GOAL
Find and copy each line of the records where the string "ffffff" shows up.

DATASET EXCERPTS
--------

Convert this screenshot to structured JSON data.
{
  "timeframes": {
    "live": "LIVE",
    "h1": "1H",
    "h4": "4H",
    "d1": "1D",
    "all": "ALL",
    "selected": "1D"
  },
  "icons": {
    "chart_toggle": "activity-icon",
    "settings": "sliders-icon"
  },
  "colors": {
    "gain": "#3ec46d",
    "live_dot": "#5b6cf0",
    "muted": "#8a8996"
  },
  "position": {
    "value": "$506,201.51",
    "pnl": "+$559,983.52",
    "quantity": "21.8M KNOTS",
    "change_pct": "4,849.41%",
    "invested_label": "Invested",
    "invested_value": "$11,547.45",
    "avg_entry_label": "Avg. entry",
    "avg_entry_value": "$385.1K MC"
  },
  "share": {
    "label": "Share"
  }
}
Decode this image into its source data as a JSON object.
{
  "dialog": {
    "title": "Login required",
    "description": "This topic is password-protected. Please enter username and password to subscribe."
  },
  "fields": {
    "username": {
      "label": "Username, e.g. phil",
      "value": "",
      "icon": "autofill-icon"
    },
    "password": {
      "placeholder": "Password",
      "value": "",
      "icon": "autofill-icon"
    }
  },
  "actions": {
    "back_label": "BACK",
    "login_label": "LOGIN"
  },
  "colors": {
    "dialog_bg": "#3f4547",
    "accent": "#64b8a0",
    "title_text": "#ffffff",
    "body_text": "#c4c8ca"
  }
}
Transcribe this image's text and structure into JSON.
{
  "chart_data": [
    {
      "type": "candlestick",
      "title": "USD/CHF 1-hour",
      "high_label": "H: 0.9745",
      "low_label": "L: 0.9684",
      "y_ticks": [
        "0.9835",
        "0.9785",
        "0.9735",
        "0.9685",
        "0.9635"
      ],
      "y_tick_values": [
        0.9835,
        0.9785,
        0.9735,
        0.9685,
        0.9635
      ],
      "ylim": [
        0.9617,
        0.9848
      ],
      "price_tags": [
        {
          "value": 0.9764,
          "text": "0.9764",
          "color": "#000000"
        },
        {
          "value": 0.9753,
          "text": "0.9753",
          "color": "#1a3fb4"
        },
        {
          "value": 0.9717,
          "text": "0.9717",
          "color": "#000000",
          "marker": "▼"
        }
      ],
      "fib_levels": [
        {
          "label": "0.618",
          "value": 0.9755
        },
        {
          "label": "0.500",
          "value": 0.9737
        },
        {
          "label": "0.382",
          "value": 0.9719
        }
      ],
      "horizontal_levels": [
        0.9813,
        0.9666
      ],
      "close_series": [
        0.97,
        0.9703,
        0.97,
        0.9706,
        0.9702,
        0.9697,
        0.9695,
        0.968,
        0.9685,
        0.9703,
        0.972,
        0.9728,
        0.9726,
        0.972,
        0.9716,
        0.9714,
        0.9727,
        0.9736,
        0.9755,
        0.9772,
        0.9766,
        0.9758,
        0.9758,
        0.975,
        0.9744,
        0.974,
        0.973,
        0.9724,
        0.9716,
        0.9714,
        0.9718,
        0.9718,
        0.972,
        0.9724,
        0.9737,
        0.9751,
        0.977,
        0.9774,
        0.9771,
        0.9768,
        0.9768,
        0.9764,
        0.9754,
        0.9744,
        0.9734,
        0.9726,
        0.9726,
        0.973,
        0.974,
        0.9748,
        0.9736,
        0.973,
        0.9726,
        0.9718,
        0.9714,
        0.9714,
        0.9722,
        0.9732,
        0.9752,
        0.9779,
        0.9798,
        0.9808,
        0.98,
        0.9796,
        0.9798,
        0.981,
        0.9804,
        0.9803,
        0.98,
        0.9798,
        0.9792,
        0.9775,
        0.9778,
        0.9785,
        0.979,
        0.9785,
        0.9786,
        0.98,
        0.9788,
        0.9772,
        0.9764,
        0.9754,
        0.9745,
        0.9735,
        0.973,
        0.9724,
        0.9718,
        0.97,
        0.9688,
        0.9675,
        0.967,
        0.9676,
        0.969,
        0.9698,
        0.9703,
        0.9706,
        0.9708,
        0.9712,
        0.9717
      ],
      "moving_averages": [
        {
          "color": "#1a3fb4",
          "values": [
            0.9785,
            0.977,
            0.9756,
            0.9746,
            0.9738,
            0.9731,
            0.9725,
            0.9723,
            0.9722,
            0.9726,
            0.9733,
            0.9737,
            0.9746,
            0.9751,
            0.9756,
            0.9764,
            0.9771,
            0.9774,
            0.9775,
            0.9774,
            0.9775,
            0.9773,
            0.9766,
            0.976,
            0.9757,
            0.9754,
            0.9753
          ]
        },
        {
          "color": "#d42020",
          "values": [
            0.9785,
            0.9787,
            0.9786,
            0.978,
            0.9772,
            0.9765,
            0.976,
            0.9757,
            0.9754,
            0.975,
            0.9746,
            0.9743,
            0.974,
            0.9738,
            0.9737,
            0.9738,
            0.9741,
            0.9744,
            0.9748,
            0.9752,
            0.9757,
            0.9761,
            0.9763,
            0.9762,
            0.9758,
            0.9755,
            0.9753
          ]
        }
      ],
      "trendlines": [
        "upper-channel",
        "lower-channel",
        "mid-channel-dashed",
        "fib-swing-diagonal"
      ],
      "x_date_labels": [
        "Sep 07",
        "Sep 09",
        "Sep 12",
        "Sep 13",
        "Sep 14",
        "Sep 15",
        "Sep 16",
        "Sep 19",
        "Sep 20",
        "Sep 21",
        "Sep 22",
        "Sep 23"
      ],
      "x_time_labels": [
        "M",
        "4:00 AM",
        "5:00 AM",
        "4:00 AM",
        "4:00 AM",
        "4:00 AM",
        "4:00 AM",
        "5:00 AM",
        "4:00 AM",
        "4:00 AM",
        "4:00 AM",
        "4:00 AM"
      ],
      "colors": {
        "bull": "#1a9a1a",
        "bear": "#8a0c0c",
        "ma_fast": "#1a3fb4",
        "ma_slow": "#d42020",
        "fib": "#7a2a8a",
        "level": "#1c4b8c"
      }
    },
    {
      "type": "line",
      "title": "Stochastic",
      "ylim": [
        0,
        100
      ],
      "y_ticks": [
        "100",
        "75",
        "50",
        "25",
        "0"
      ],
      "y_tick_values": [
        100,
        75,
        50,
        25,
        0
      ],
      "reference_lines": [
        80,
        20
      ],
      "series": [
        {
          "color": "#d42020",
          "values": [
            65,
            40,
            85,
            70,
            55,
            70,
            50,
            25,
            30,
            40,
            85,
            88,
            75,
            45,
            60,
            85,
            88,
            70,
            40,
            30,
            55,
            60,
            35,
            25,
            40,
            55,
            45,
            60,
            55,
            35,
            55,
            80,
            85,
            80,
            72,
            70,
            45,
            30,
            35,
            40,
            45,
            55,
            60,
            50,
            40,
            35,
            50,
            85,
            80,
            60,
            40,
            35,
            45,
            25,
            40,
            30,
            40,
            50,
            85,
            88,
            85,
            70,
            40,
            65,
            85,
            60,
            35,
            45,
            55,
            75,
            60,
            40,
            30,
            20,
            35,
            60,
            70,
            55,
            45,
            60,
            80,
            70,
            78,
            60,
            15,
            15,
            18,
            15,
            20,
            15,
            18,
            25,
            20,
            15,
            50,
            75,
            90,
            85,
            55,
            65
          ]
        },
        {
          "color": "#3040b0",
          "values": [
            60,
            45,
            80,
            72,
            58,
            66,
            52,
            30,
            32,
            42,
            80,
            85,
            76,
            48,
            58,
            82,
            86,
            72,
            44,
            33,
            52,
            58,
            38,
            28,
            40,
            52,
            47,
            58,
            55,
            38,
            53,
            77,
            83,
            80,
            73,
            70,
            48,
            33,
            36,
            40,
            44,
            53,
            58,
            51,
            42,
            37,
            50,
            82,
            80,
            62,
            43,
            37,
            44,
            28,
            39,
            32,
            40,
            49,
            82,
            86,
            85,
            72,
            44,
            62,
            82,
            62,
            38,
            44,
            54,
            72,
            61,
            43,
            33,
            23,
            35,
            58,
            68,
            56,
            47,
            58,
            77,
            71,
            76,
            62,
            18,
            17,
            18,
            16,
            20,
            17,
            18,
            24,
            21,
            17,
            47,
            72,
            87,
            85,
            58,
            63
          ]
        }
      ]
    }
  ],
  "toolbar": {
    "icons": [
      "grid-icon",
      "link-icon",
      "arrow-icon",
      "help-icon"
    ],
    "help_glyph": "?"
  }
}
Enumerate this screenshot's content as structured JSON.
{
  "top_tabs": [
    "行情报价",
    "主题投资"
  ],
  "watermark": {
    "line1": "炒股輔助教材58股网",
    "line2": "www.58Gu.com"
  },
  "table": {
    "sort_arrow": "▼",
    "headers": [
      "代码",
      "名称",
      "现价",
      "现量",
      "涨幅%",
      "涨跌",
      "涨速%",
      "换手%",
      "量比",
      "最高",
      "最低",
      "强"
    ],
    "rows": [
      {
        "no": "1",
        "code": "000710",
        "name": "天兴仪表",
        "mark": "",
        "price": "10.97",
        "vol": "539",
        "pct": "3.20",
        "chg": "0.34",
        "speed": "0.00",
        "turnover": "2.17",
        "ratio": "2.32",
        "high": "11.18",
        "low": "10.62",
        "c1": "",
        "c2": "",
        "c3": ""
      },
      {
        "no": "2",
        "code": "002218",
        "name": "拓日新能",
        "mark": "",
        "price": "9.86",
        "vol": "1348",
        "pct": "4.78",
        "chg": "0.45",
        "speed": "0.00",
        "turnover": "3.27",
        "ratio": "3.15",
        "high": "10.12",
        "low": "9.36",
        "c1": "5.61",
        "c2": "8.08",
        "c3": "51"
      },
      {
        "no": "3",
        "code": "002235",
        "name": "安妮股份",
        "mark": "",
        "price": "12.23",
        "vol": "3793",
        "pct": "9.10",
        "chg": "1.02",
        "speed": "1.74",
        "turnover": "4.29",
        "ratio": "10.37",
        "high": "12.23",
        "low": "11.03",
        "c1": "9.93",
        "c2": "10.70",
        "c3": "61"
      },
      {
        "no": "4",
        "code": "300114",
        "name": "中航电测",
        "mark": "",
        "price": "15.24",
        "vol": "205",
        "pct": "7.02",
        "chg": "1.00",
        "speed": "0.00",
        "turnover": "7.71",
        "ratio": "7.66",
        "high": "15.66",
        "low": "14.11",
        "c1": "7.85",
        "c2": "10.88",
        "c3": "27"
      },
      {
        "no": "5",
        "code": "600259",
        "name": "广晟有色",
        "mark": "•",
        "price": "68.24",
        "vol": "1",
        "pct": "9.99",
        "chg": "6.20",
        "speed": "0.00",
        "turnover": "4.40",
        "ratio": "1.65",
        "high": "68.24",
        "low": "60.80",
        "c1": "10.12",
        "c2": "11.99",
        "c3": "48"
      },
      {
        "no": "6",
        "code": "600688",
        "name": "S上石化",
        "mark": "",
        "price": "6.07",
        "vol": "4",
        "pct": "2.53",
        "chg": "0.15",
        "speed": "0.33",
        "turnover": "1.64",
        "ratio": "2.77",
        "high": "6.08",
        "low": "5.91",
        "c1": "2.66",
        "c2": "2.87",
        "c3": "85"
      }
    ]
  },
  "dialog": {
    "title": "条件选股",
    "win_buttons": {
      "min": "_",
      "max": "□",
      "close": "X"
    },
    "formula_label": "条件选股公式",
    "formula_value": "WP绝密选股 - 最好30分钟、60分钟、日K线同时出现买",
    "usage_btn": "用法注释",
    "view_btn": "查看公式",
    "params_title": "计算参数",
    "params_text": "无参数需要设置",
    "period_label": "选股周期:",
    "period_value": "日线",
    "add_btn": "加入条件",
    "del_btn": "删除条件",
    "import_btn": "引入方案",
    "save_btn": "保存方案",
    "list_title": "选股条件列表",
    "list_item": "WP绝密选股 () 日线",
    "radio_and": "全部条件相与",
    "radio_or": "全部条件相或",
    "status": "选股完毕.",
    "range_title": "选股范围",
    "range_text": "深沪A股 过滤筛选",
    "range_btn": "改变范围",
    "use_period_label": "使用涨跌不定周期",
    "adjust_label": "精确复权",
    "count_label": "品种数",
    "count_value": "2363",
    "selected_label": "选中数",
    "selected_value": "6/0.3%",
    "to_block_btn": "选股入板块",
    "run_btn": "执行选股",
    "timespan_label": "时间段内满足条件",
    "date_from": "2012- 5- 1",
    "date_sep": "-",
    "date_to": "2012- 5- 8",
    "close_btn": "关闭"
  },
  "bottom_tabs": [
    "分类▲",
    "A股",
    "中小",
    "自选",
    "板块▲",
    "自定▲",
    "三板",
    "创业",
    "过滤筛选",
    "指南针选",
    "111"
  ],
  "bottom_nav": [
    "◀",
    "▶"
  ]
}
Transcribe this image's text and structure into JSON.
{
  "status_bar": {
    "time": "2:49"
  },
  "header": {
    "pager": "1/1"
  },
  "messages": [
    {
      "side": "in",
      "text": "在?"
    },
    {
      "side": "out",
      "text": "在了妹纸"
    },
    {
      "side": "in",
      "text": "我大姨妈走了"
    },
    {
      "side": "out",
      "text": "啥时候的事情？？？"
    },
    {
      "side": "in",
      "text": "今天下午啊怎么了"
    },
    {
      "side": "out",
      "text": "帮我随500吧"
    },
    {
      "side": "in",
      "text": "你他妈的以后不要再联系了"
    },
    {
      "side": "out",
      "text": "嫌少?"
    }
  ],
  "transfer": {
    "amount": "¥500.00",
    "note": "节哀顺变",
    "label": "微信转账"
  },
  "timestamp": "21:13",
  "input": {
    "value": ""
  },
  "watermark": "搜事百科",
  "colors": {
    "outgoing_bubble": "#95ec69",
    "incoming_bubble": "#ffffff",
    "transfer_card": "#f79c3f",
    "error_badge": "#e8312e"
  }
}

--------

OUTPUT BELOW
    "title_text": "#ffffff",
    "incoming_bubble": "#ffffff",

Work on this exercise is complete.